:: WRITTEN EXERCISE ::
Output all the material that follows, exactly as given.

:: INFORMATION SHOWN ::
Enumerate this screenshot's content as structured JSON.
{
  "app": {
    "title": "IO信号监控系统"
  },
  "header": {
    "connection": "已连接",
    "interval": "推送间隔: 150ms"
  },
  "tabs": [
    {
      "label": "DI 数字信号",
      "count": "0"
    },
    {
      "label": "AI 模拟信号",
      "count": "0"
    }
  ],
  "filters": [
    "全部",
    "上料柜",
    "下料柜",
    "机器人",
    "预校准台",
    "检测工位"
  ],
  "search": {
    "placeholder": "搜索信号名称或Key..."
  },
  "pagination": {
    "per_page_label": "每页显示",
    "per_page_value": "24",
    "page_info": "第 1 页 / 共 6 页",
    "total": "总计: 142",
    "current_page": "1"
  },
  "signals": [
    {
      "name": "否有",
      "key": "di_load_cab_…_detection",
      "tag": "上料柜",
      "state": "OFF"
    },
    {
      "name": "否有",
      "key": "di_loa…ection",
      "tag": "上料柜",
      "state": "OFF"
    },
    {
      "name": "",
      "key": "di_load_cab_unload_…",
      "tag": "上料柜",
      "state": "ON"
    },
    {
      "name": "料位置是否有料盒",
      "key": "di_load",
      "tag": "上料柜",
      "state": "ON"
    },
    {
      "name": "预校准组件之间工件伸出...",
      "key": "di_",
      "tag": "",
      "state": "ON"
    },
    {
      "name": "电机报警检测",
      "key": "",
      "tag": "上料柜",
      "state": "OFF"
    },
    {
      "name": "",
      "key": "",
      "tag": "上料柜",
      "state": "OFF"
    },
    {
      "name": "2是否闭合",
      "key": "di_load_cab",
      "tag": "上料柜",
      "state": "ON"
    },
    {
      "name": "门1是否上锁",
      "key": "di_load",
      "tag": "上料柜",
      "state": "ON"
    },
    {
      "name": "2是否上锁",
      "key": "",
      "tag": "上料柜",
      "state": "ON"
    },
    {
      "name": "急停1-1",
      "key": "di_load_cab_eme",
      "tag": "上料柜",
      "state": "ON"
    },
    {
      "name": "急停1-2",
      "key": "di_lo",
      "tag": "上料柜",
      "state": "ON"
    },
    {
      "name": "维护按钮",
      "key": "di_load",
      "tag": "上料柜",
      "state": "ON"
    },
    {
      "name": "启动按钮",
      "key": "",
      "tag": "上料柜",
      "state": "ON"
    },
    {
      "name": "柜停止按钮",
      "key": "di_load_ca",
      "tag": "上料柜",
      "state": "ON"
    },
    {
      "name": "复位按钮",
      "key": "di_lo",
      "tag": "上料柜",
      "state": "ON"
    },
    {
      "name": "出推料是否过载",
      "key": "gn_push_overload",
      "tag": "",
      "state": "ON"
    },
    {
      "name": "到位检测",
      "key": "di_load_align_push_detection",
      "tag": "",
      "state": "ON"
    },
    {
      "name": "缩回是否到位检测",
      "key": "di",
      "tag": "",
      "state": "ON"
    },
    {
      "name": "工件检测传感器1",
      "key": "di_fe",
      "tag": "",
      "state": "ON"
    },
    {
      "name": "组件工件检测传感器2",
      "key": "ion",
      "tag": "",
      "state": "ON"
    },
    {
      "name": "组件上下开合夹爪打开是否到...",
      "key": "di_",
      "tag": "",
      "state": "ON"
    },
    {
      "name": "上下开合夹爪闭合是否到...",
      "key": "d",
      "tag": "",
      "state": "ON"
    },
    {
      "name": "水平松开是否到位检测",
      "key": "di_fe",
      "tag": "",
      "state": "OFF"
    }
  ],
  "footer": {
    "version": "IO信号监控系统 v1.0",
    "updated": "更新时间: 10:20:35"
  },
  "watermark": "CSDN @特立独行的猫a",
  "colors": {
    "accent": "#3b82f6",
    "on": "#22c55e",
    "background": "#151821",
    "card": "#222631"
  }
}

:: RESPONSE ::
Enumerate this screenshot's content as structured JSON.
{
  "app": {
    "title": "IO信号监控系统"
  },
  "header": {
    "connection": "已连接",
    "interval": "推送间隔: 150ms"
  },
  "tabs": [
    {
      "label": "DI 数字信号",
      "count": "0"
    },
    {
      "label": "AI 模拟信号",
      "count": "0"
    }
  ],
  "filters": [
    "全部",
    "上料柜",
    "下料柜",
    "机器人",
    "预校准台",
    "检测工位"
  ],
  "search": {
    "placeholder": "搜索信号名称或Key..."
  },
  "pagination": {
    "per_page_label": "每页显示",
    "per_page_value": "24",
    "page_info": "第 1 页 / 共 6 页",
    "total": "总计: 142",
    "current_page": "1"
  },
  "signals": [
    {
      "name": "否有",
      "key": "di_load_cab_…_detection",
      "tag": "上料柜",
      "state": "OFF"
    },
    {
      "name": "否有",
      "key": "di_loa…ection",
      "tag": "上料柜",
      "state": "OFF"
    },
    {
      "name": "",
      "key": "di_load_cab_unload_…",
      "tag": "上料柜",
      "state": "ON"
    },
    {
      "name": "料位置是否有料盒",
      "key": "di_load",
      "tag": "上料柜",
      "state": "ON"
    },
    {
      "name": "预校准组件之间工件伸出...",
      "key": "di_",
      "tag": "",
      "state": "ON"
    },
    {
      "name": "电机报警检测",
      "key": "",
      "tag": "上料柜",
      "state": "OFF"
    },
    {
      "name": "",
      "key": "",
      "tag": "上料柜",
      "state": "OFF"
    },
    {
      "name": "2是否闭合",
      "key": "di_load_cab",
      "tag": "上料柜",
      "state": "ON"
    },
    {
      "name": "门1是否上锁",
      "key": "di_load",
      "tag": "上料柜",
      "state": "ON"
    },
    {
      "name": "2是否上锁",
      "key": "",
      "tag": "上料柜",
      "state": "ON"
    },
    {
      "name": "急停1-1",
      "key": "di_load_cab_eme",
      "tag": "上料柜",
      "state": "ON"
    },
    {
      "name": "急停1-2",
      "key": "di_lo",
      "tag": "上料柜",
      "state": "ON"
    },
    {
      "name": "维护按钮",
      "key": "di_load",
      "tag": "上料柜",
      "state": "ON"
    },
    {
      "name": "启动按钮",
      "key": "",
      "tag": "上料柜",
      "state": "ON"
    },
    {
      "name": "柜停止按钮",
      "key": "di_load_ca",
      "tag": "上料柜",
      "state": "ON"
    },
    {
      "name": "复位按钮",
      "key": "di_lo",
      "tag": "上料柜",
      "state": "ON"
    },
    {
      "name": "出推料是否过载",
      "key": "gn_push_overload",
      "tag": "",
      "state": "ON"
    },
    {
      "name": "到位检测",
      "key": "di_load_align_push_detection",
      "tag": "",
      "state": "ON"
    },
    {
      "name": "缩回是否到位检测",
      "key": "di",
      "tag": "",
      "state": "ON"
    },
    {
      "name": "工件检测传感器1",
      "key": "di_fe",
      "tag": "",
      "state": "ON"
    },
    {
      "name": "组件工件检测传感器2",
      "key": "ion",
      "tag": "",
      "state": "ON"
    },
    {
      "name": "组件上下开合夹爪打开是否到...",
      "key": "di_",
      "tag": "",
      "state": "ON"
    },
    {
      "name": "上下开合夹爪闭合是否到...",
      "key": "d",
      "tag": "",
      "state": "ON"
    },
    {
      "name": "水平松开是否到位检测",
      "key": "di_fe",
      "tag": "",
      "state": "OFF"
    }
  ],
  "footer": {
    "version": "IO信号监控系统 v1.0",
    "updated": "更新时间: 10:20:35"
  },
  "watermark": "CSDN @特立独行的猫a",
  "colors": {
    "accent": "#3b82f6",
    "on": "#22c55e",
    "background": "#151821",
    "card": "#222631"
  }
}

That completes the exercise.